_TEXT EXCERPT_
####
Deep Diving Essentials
WHAT IS DEEP DIVING?
Divers have different definitions of what a deep dive means, often dependent on their own experiences, but it is generally one beyond 18 meters depth.
Most recreational diving agencies define a deep dive as one that allows divers to descend beyond 18 meters (60 feet) depth.
Divers will often complete a deep diver course to allow them to dive to depths of 40 meters (130 feet) and gain confidence when deep diving.
Deep diver courses are offered by most diving certification agencies and include:
- SSI Deep Diver
- SDI Deep Diving
- PADI Deep Diver
WHY GO DEEP DIVING?
Deep diving allows divers to see world class dive sites that they wouldn’t otherwise be able to access.
There is nothing quite like descending into the deep to explore highlights such as Egypt’s shipwrecks, the thresher sharks in Malapascua, or the infamous Belize Blue Hole.
####
_DATA SHOWN_

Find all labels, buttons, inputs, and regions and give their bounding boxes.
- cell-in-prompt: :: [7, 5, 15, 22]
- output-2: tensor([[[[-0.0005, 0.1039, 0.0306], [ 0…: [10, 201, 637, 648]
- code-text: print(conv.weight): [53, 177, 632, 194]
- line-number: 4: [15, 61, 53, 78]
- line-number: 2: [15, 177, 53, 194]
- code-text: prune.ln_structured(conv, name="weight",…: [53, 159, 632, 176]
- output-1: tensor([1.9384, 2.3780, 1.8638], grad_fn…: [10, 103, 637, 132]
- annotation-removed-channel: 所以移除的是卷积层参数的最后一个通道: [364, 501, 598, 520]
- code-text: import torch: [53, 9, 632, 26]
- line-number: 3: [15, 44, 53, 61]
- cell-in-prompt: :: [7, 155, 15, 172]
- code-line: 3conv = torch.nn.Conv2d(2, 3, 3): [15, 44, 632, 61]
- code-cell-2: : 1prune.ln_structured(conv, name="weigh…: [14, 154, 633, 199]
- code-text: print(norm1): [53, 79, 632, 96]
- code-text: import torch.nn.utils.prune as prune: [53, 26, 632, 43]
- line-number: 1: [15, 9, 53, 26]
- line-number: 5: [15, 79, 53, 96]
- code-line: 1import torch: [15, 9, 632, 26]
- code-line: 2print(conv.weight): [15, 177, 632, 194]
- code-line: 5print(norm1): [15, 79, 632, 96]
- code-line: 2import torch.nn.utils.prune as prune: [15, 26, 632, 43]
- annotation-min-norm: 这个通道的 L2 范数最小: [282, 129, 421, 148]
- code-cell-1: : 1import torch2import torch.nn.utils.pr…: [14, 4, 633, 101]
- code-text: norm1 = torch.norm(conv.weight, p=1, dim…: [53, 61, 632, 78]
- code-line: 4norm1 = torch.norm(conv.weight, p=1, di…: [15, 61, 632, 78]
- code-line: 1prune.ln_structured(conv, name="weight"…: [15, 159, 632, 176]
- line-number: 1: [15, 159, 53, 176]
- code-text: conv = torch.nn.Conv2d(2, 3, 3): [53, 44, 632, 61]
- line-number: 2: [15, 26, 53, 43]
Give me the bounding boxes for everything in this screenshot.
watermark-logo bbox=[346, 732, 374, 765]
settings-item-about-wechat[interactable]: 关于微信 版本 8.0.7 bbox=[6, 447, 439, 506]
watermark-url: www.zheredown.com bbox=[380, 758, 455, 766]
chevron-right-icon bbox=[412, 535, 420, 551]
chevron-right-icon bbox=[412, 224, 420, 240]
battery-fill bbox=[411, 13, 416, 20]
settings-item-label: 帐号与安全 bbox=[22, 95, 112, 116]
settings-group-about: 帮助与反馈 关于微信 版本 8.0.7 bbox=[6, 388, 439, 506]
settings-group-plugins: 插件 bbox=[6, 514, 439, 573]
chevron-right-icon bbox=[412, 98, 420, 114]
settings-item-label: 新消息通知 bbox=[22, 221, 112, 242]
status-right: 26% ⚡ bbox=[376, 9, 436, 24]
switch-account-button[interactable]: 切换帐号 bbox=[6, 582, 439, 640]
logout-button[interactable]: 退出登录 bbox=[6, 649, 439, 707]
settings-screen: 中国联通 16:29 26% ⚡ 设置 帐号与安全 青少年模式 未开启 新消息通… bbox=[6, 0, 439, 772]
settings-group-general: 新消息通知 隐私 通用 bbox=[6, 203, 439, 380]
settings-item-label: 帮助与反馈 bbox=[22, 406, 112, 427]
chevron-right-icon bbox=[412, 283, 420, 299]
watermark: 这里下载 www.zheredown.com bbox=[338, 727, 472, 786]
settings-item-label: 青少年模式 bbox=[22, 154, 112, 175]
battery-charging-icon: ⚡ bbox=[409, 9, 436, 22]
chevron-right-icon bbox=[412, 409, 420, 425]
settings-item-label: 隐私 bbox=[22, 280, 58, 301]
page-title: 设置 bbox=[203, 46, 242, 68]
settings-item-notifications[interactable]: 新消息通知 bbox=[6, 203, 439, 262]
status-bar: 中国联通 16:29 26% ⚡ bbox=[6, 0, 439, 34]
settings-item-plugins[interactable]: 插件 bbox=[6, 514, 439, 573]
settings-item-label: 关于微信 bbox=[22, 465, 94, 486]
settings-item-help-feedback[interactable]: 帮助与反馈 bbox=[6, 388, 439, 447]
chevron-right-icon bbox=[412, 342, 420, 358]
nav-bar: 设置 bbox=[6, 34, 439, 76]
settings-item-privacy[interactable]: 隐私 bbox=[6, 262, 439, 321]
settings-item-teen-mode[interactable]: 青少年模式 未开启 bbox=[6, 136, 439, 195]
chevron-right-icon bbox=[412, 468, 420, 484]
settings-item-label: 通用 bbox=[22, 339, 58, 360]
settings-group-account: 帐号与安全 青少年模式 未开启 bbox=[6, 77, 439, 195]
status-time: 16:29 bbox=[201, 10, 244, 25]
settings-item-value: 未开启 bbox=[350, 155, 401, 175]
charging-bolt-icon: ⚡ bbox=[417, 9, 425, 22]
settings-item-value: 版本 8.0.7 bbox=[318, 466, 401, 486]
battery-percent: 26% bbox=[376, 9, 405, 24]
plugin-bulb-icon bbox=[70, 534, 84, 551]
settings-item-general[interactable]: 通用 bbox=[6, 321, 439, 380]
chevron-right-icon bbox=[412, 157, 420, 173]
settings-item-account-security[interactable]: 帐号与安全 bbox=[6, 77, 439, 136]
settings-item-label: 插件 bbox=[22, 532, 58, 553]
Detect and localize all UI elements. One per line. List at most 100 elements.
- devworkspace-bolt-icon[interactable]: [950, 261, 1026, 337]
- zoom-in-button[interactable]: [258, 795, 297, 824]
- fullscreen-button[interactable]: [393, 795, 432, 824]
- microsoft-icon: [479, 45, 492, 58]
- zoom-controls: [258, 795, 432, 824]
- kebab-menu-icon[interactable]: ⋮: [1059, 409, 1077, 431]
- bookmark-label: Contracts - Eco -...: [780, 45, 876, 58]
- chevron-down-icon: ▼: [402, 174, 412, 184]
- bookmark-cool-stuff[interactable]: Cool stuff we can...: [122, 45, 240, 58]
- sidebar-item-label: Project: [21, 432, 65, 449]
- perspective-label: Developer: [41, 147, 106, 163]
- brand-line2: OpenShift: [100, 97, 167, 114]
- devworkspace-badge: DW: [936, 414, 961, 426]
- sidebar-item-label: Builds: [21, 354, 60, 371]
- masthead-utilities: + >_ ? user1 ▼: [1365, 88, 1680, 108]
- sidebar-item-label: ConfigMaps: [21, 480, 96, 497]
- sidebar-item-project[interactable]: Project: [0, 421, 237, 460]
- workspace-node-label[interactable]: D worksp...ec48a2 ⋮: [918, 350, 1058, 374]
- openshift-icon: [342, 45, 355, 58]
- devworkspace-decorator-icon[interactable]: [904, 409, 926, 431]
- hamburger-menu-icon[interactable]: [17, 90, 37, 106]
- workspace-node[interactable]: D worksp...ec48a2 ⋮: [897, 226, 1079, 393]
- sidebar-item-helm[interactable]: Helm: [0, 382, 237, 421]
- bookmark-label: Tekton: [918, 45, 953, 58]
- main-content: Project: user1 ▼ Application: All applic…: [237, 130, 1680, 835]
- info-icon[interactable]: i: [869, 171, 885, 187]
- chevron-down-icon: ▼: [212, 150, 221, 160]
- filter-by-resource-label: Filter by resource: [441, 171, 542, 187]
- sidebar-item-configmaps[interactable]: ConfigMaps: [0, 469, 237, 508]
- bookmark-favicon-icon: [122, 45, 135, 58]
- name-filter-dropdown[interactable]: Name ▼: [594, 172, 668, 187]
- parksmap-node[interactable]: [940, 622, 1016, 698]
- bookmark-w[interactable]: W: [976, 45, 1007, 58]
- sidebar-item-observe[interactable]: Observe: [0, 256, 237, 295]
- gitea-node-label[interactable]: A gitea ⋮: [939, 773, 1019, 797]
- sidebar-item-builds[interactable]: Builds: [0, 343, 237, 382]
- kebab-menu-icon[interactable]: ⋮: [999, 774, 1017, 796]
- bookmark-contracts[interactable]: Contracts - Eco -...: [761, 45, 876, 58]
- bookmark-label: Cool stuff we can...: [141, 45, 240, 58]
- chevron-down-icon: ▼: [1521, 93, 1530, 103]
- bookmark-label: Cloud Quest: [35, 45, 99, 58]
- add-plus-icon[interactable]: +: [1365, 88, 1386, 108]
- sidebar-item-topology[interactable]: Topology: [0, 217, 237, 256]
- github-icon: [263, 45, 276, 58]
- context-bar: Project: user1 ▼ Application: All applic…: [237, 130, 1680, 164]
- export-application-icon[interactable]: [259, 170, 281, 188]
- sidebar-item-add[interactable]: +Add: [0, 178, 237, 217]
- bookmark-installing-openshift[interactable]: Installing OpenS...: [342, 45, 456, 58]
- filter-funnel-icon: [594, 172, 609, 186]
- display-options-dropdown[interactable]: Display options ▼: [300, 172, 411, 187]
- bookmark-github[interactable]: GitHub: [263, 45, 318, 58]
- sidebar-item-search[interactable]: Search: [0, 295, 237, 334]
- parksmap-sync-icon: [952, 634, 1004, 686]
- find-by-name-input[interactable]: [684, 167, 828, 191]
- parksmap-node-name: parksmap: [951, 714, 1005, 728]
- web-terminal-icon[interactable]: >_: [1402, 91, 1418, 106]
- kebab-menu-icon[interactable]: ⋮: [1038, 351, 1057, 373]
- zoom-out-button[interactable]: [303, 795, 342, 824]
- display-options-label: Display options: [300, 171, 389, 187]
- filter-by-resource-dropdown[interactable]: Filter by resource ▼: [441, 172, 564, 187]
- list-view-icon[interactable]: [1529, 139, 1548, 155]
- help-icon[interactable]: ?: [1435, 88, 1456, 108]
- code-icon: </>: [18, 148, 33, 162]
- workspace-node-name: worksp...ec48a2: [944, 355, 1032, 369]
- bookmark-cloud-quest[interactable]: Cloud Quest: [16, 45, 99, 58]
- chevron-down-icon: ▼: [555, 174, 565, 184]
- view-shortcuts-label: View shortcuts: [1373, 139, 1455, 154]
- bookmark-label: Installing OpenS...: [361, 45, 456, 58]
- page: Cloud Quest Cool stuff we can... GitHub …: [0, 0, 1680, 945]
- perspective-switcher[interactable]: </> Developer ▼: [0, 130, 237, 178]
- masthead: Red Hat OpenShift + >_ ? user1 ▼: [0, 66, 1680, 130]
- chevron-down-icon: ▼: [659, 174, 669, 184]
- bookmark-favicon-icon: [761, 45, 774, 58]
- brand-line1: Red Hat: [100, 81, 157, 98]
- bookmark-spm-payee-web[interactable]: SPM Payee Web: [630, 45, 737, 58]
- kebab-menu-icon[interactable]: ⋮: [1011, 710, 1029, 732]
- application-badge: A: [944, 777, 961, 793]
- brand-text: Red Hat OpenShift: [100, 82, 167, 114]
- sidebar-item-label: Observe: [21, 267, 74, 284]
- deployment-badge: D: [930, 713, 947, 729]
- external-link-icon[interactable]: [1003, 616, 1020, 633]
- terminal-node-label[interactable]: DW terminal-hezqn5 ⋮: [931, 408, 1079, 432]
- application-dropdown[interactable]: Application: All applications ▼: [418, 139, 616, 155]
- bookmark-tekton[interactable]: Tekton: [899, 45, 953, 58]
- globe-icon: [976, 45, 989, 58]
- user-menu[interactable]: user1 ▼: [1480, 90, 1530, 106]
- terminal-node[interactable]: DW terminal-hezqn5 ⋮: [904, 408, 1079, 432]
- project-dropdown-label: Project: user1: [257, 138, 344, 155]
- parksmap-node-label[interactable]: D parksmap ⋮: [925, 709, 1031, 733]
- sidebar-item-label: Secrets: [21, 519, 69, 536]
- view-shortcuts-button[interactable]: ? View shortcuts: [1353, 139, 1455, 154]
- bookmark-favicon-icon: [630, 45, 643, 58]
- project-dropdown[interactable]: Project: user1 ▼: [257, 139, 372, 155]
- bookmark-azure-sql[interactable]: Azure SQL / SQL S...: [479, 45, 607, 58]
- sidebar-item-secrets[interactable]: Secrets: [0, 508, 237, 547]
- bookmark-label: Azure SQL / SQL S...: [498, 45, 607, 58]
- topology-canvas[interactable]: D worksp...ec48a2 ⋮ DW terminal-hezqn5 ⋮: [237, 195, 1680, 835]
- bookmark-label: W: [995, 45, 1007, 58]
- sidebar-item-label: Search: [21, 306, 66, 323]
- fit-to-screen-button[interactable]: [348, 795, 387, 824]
####
_REQUIRED ACTIONS_
#1 In the deep diving text, reproduce everything from "Most recreational diving" down to "able to access.", swapping "certification" for "training".
#2 Extend the deep diving text onward from its final sentence.

_TASK-BY-TASK OUTPUTS_
#1
Most recreational diving agencies define a deep dive as one that allows divers to descend beyond 18 meters (60 feet) depth.
Divers will often complete a deep diver course to allow them to dive to depths of 40 meters (130 feet) and gain confidence when deep diving.
Deep diver courses are offered by most diving training agencies and include:
- SSI Deep Diver
- SDI Deep Diving
- PADI Deep Diver
WHY GO DEEP DIVING?
Deep diving allows divers to see world class dive sites that they wouldn’t otherwise be able to access.

#2
The marine life found at depth differs from that in the shallows and often includes larger pelagic species.
Coral reefs can be well preserved at depth due to less diver traffic and there is of course the thrill of descending alongside a drop off into the inky depths below.
WHERE TO GO DEEP DIVING
There are deep diving opportunities around the world, offering the chance to experience deep diving at any time of year.
BEST DEEP DIVING IN BELIZE
Belize liveaboard diving has plenty to offer divers and the Belize Blue Hole is an iconic deep scuba dive not to be missed.
It is considered one of the top ten dive destinations in the world and offers crystal-clear warm waters and diverse marine life.
This submarine sinkhole sits at the centre of the Lighthouse Reef system and is a huge 0.25 miles (0.4km) across and 145 meters (475 feet) deep.
Divers begin their Belize Blue Hole dive by passing over a coral-covered shelf that leads into the hole, before descending to enjoy stalactite formations and overhangs as they dive.
There is a noticeable thermocline and the visibility reaches 60 meters (200 feet) at that point.
Hammerheads, blacktips and Caribbean reef sharks are often seen in the depths and divers level off at 40 meters to view the caverns in front of them. Technical divers can descend to the silty bottom of the hole.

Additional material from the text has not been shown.